## Instructions for the task
Report only the number of lines that hold the word "text".
** Start **
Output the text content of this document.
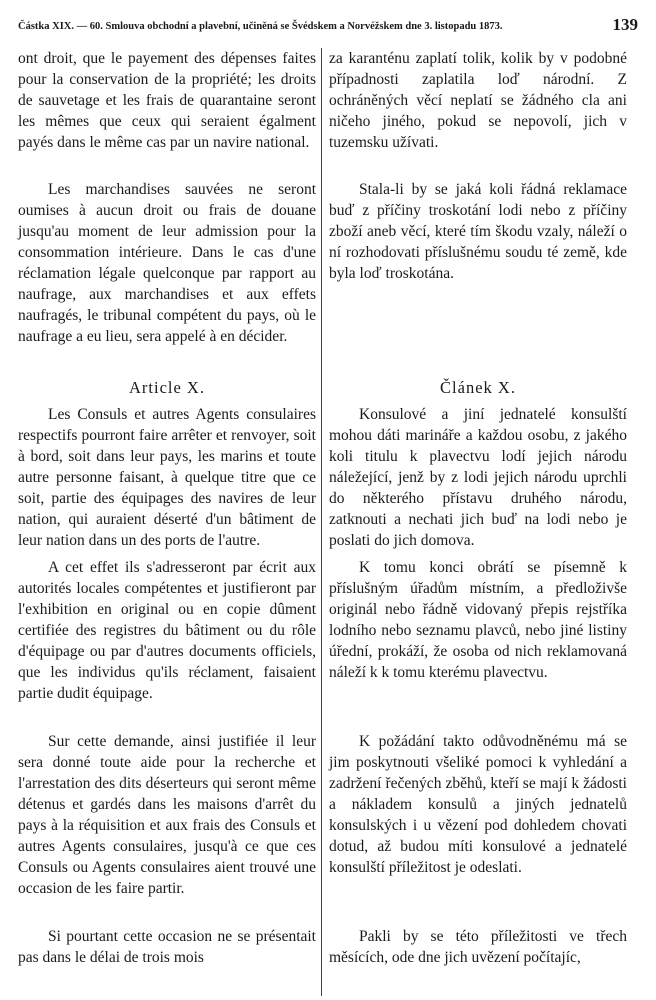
Částka XIX. — 60. Smlouva obchodní a plavební, učiněná se Švédskem a Norvéžskem dne 3. listopadu 1873.	139

ont droit, que le payement des dépenses faites pour la conservation de la propriété; les droits de sauvetage et les frais de quarantaine seront les mêmes que ceux qui seraient égalment payés dans le même cas par un navire national.

Les marchandises sauvées ne seront oumises à aucun droit ou frais de douane jusqu'au moment de leur admission pour la consommation intérieure. Dans le cas d'une réclamation légale quelconque par rapport au naufrage, aux marchandises et aux effets naufragés, le tribunal compétent du pays, où le naufrage a eu lieu, sera appelé à en décider.

Article X.

Les Consuls et autres Agents consulaires respectifs pourront faire arrêter et renvoyer, soit à bord, soit dans leur pays, les marins et toute autre personne faisant, à quelque titre que ce soit, partie des équipages des navires de leur nation, qui auraient déserté d'un bâtiment de leur nation dans un des ports de l'autre.

A cet effet ils s'adresseront par écrit aux autorités locales compétentes et justifieront par l'exhibition en original ou en copie dûment certifiée des registres du bâtiment ou du rôle d'équipage ou par d'autres documents officiels, que les individus qu'ils réclament, faisaient partie dudit équipage.

Sur cette demande, ainsi justifiée il leur sera donné toute aide pour la recherche et l'arrestation des dits déserteurs qui seront même détenus et gardés dans les maisons d'arrêt du pays à la réquisition et aux frais des Consuls et autres Agents consulaires, jusqu'à ce que ces Consuls ou Agents consulaires aient trouvé une occasion de les faire partir.

Si pourtant cette occasion ne se présentait pas dans le délai de trois mois

za karanténu zaplatí tolik, kolik by v podobné případnosti zaplatila loď národní. Z ochráněných věcí neplatí se žádného cla ani ničeho jiného, pokud se nepovolí, jich v tuzemsku užívati.

Stala-li by se jaká koli řádná reklamace buď z příčiny troskotání lodi nebo z příčiny zboží aneb věcí, které tím škodu vzaly, náleží o ní rozhodovati příslušnému soudu té země, kde byla loď troskotána.

Článek X.

Konsulové a jiní jednatelé konsulští mohou dáti marináře a každou osobu, z jakého koli titulu k plavectvu lodí jejich národu náležející, jenž by z lodi jejich národu uprchli do některého přístavu druhého národu, zatknouti a nechati jich buď na lodi nebo je poslati do jich domova.

K tomu konci obrátí se písemně k příslušným úřadům místním, a předloživše originál nebo řádně vidovaný přepis rejstříka lodního nebo seznamu plavců, nebo jiné listiny úřední, prokáží, že osoba od nich reklamovaná náleží k k tomu kterému plavectvu.

K požádání takto odůvodněnému má se jim poskytnouti všeliké pomoci k vyhledání a zadržení řečených zběhů, kteří se mají k žádosti a nákladem konsulů a jiných jednatelů konsulských i u vězení pod dohledem chovati dotud, až budou míti konsulové a jednatelé konsulští příležitost je odeslati.

Pakli by se této příležitosti ve třech měsících, ode dne jich uvězení počítajíc,
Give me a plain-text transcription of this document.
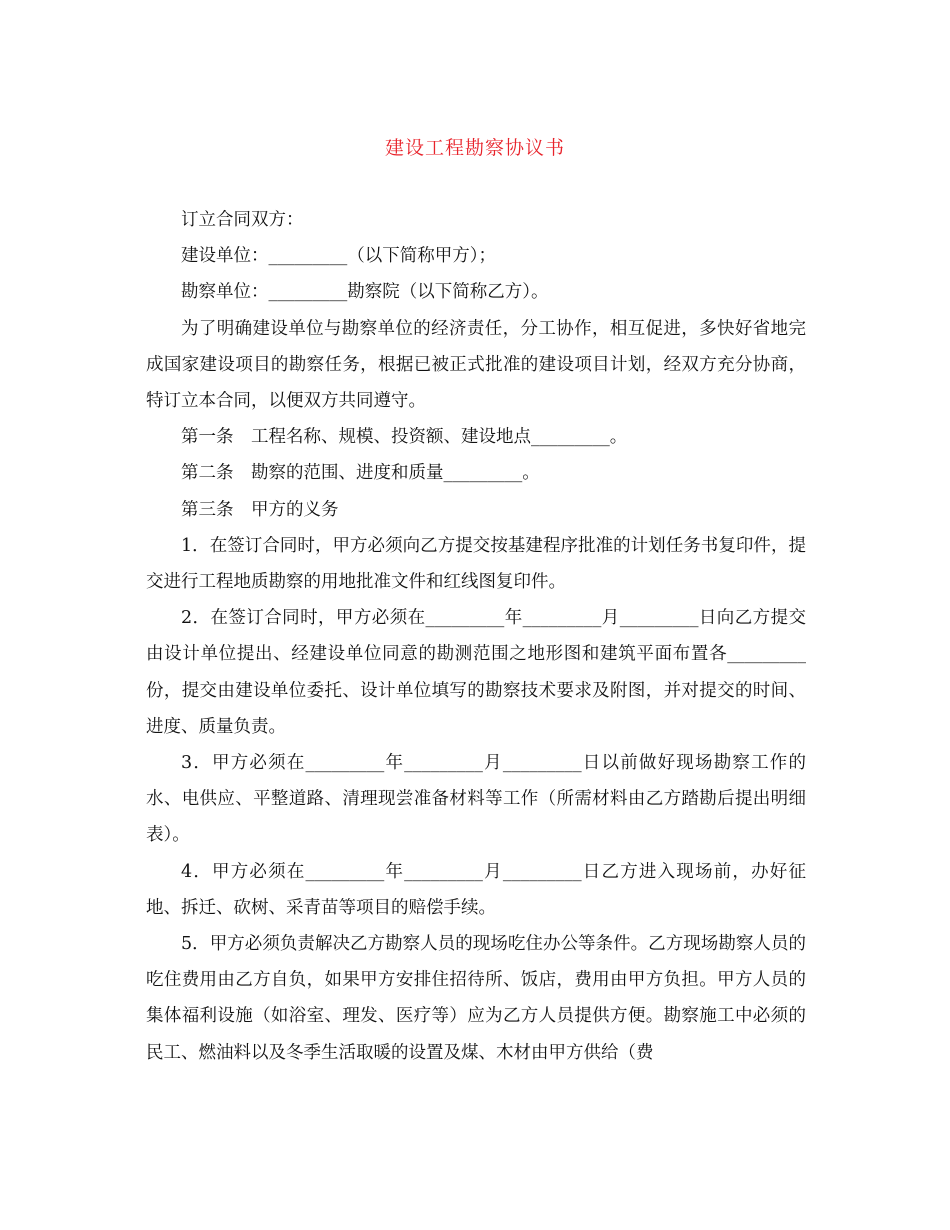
建设工程勘察协议书

订立合同双方：

建设单位：_________（以下简称甲方）；

勘察单位：_________勘察院（以下简称乙方）。

为了明确建设单位与勘察单位的经济责任，分工协作，相互促进，多快好省地完成国家建设项目的勘察任务，根据已被正式批准的建设项目计划，经双方充分协商，特订立本合同，以便双方共同遵守。

第一条　工程名称、规模、投资额、建设地点_________。

第二条　勘察的范围、进度和质量_________。

第三条　甲方的义务

1．在签订合同时，甲方必须向乙方提交按基建程序批准的计划任务书复印件，提交进行工程地质勘察的用地批准文件和红线图复印件。

2．在签订合同时，甲方必须在_________年_________月_________日向乙方提交由设计单位提出、经建设单位同意的勘测范围之地形图和建筑平面布置各_________份，提交由建设单位委托、设计单位填写的勘察技术要求及附图，并对提交的时间、进度、质量负责。

3．甲方必须在_________年_________月_________日以前做好现场勘察工作的水、电供应、平整道路、清理现尝准备材料等工作（所需材料由乙方踏勘后提出明细表）。

4．甲方必须在_________年_________月_________日乙方进入现场前，办好征地、拆迁、砍树、采青苗等项目的赔偿手续。

5．甲方必须负责解决乙方勘察人员的现场吃住办公等条件。乙方现场勘察人员的吃住费用由乙方自负，如果甲方安排住招待所、饭店，费用由甲方负担。甲方人员的集体福利设施（如浴室、理发、医疗等）应为乙方人员提供方便。勘察施工中必须的民工、燃油料以及冬季生活取暖的设置及煤、木材由甲方供给（费
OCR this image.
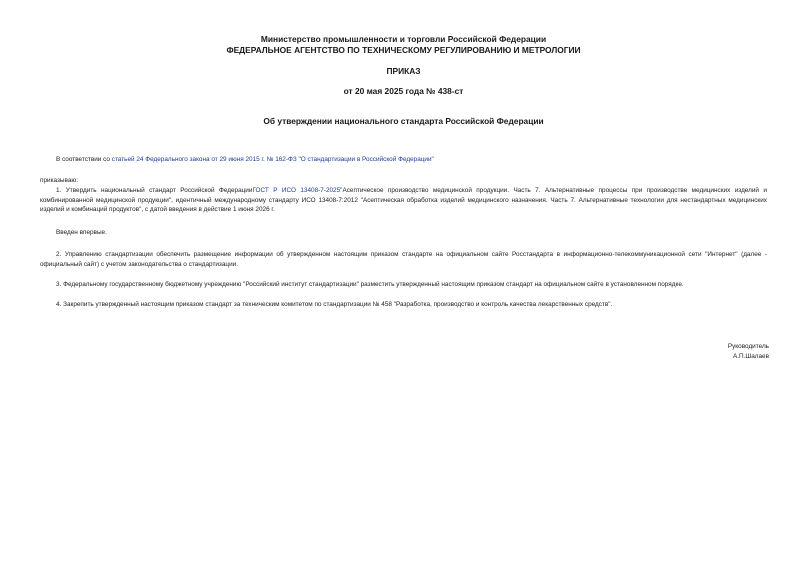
Министерство промышленности и торговли Российской Федерации
ФЕДЕРАЛЬНОЕ АГЕНТСТВО ПО ТЕХНИЧЕСКОМУ РЕГУЛИРОВАНИЮ И МЕТРОЛОГИИ
ПРИКАЗ
от 20 мая 2025 года № 438-ст
Об утверждении национального стандарта Российской Федерации
В соответствии со статьей 24 Федерального закона от 29 июня 2015 г. № 162-ФЗ "О стандартизации в Российской Федерации"
приказываю:
1. Утвердить национальный стандарт Российской ФедерацииГОСТ Р ИСО 13408-7-2025"Асептическое производство медицинской продукции. Часть 7. Альтернативные процессы при производстве медицинских изделий и комбинированной медицинской продукции", идентичный международному стандарту ИСО 13408-7:2012 "Асептическая обработка изделий медицинского назначения. Часть 7. Альтернативные технологии для нестандартных медицинских изделий и комбинаций продуктов", с датой введения в действие 1 июня 2026 г.
Введен впервые.
2. Управлению стандартизации обеспечить размещение информации об утвержденном настоящим приказом стандарте на официальном сайте Росстандарта в информационно-телекоммуникационной сети "Интернет" (далее - официальный сайт) с учетом законодательства о стандартизации.
3. Федеральному государственному бюджетному учреждению "Российский институт стандартизации" разместить утвержденный настоящим приказом стандарт на официальном сайте в установленном порядке.
4. Закрепить утвержденный настоящим приказом стандарт за техническим комитетом по стандартизации № 458 "Разработка, производство и контроль качества лекарственных средств".
Руководитель
А.П.Шалаев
** End **
## Worked solution
2